Chart and figure data
_ _ _ _ _
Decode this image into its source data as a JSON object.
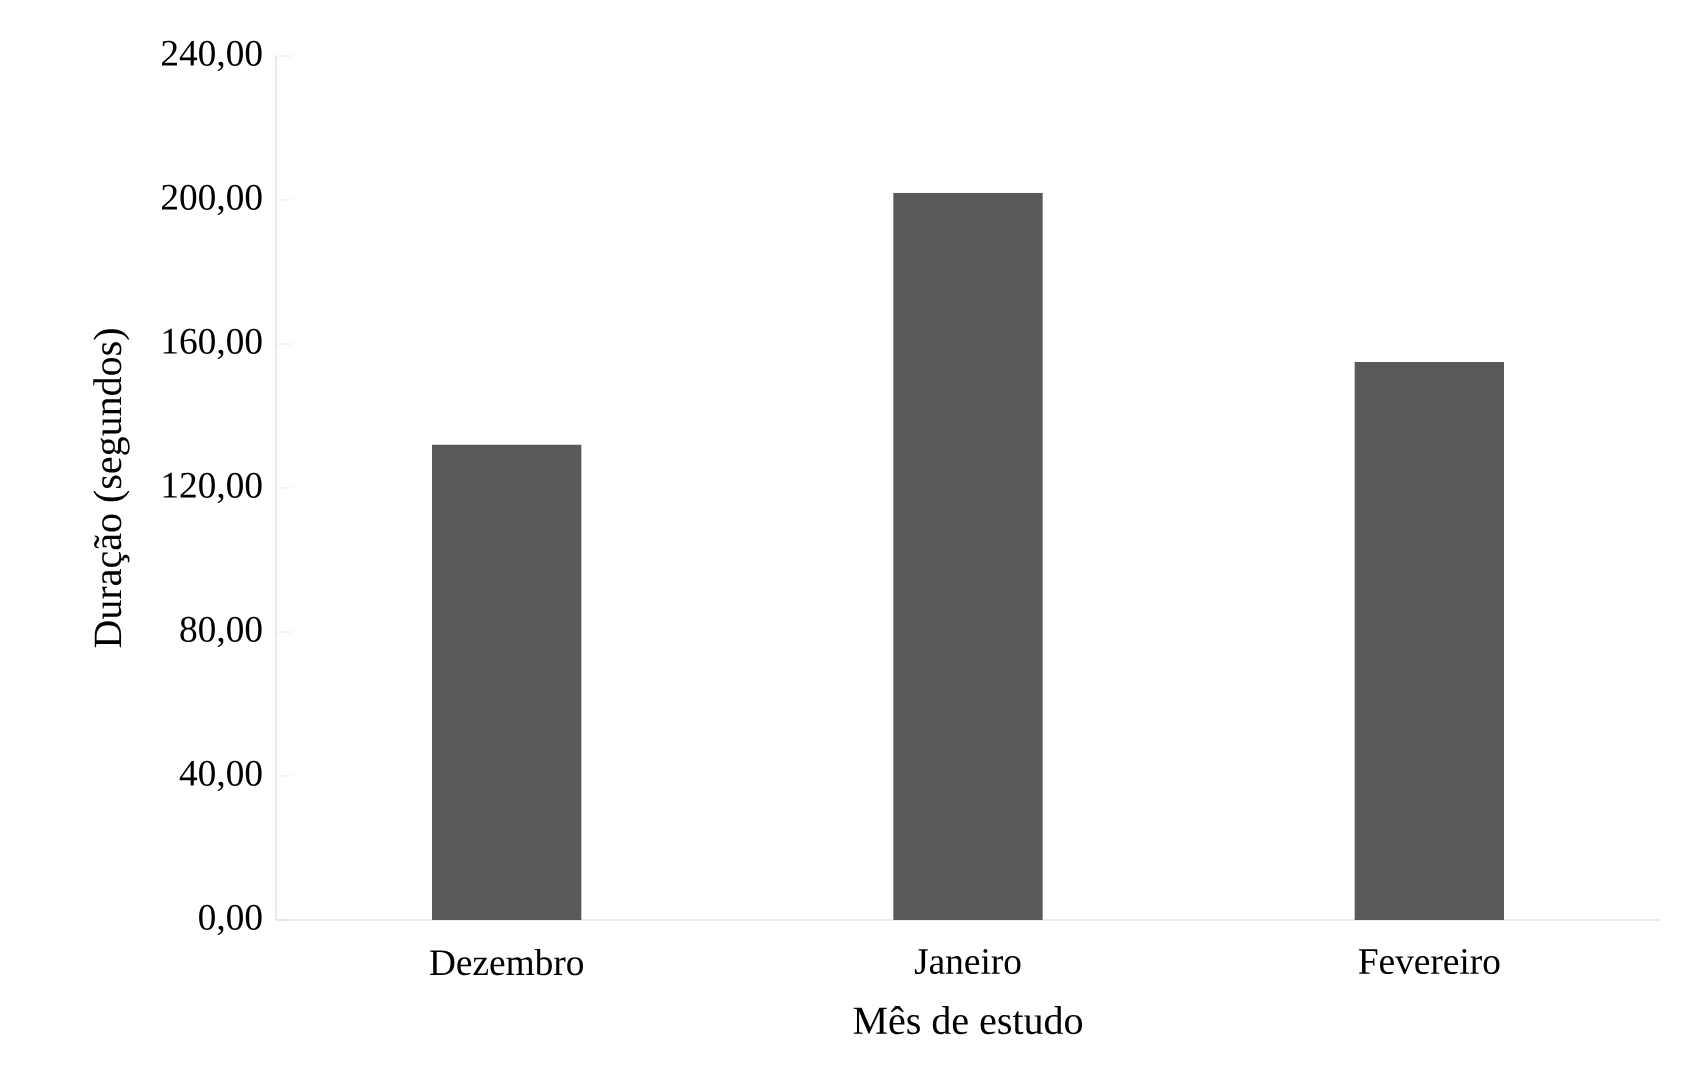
{
  "chart_data": {
    "type": "bar",
    "xlabel": "Mês de estudo",
    "ylabel": "Duração (segundos)",
    "categories": [
      "Dezembro",
      "Janeiro",
      "Fevereiro"
    ],
    "values": [
      132,
      202,
      155
    ],
    "color": "#595959",
    "ylim": [
      0,
      240
    ],
    "yticks": [
      {
        "value": 0,
        "label": "0,00"
      },
      {
        "value": 40,
        "label": "40,00"
      },
      {
        "value": 80,
        "label": "80,00"
      },
      {
        "value": 120,
        "label": "120,00"
      },
      {
        "value": 160,
        "label": "160,00"
      },
      {
        "value": 200,
        "label": "200,00"
      },
      {
        "value": 240,
        "label": "240,00"
      }
    ],
    "grid": false
  }
}
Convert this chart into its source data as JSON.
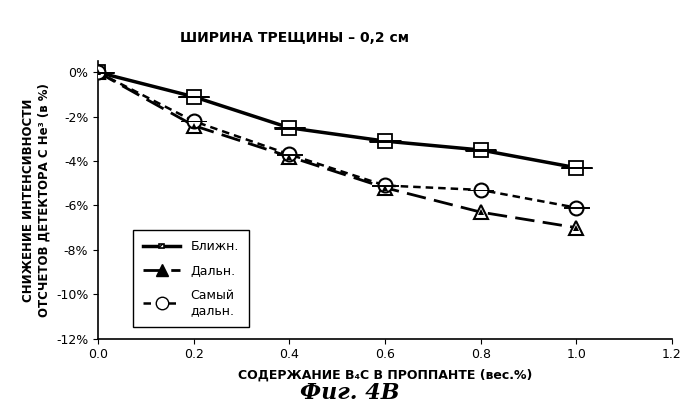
_ _ _ _ _
## DIRECTIVE
Pictures in the records above should not be copied. Repeat everything else exactly.

## COMPLETE ANSWER
Decode this image into its source data as a JSON object.
{
  "chart_data": {
    "type": "bar",
    "xlabel": "Mês de estudo",
    "ylabel": "Duração (segundos)",
    "categories": [
      "Dezembro",
      "Janeiro",
      "Fevereiro"
    ],
    "values": [
      132,
      202,
      155
    ],
    "color": "#595959",
    "ylim": [
      0,
      240
    ],
    "yticks": [
      {
        "value": 0,
        "label": "0,00"
      },
      {
        "value": 40,
        "label": "40,00"
      },
      {
        "value": 80,
        "label": "80,00"
      },
      {
        "value": 120,
        "label": "120,00"
      },
      {
        "value": 160,
        "label": "160,00"
      },
      {
        "value": 200,
        "label": "200,00"
      },
      {
        "value": 240,
        "label": "240,00"
      }
    ],
    "grid": false
  }
}
Convert this chart into its source data as JSON.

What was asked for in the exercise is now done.